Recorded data

* * * *

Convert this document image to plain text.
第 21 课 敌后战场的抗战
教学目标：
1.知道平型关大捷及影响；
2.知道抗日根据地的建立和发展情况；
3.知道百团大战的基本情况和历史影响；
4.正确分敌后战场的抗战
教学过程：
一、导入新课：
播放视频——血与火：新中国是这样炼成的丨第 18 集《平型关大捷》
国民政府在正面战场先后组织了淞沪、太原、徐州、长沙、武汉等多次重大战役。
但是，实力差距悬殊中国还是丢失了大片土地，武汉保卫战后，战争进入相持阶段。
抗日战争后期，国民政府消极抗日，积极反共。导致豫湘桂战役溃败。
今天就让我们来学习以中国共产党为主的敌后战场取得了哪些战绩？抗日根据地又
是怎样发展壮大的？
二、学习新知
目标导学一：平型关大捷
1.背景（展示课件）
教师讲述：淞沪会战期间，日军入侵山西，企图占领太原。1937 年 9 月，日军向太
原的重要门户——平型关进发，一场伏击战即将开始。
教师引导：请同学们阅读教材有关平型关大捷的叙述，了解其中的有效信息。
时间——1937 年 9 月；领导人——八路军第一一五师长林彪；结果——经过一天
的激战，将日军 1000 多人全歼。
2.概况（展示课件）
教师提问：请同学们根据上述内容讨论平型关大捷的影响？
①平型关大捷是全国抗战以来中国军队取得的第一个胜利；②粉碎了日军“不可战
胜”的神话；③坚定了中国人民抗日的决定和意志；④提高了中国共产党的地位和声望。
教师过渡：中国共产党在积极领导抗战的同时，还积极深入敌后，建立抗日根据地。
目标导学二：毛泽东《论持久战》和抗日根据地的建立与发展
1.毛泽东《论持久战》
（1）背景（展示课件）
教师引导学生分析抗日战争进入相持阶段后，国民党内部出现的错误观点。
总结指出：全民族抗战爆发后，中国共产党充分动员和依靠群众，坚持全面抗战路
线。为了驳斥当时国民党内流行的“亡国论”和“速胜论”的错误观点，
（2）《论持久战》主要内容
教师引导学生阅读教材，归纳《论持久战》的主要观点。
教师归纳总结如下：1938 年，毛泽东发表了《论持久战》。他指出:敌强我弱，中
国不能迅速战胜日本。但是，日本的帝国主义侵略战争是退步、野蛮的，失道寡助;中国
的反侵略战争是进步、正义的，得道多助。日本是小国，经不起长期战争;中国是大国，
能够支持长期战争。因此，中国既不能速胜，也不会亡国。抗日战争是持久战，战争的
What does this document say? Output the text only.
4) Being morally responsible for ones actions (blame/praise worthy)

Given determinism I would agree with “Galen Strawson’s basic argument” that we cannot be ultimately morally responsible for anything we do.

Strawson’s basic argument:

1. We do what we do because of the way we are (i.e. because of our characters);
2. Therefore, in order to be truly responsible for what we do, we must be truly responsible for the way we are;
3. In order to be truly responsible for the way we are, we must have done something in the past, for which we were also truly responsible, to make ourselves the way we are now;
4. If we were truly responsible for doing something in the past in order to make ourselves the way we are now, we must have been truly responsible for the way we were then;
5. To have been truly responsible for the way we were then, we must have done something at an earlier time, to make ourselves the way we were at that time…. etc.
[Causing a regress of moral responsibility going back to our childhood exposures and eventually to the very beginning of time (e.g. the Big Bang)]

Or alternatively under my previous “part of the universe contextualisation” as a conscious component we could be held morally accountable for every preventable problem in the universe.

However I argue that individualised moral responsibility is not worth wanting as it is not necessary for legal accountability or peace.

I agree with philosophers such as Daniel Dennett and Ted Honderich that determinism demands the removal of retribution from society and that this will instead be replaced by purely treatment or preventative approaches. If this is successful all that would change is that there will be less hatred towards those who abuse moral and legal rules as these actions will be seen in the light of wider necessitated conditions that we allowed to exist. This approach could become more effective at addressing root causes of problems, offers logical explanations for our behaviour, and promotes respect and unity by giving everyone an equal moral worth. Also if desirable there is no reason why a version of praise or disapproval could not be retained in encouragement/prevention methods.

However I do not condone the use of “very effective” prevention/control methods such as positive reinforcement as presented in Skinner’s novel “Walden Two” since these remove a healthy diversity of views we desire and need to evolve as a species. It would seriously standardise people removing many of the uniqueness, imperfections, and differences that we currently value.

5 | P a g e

* * * *

_The request_.
Show the lines that mention the word "morally".

_Solution to this exercise_.
4) Being morally responsible for ones actions (blame/praise worthy)
Given determinism I would agree with “Galen Strawson’s basic argument” that we cannot be ultimately morally responsible for anything we do.
Or alternatively under my previous “part of the universe contextualisation” as a conscious component we could be held morally accountable for every preventable problem in the universe.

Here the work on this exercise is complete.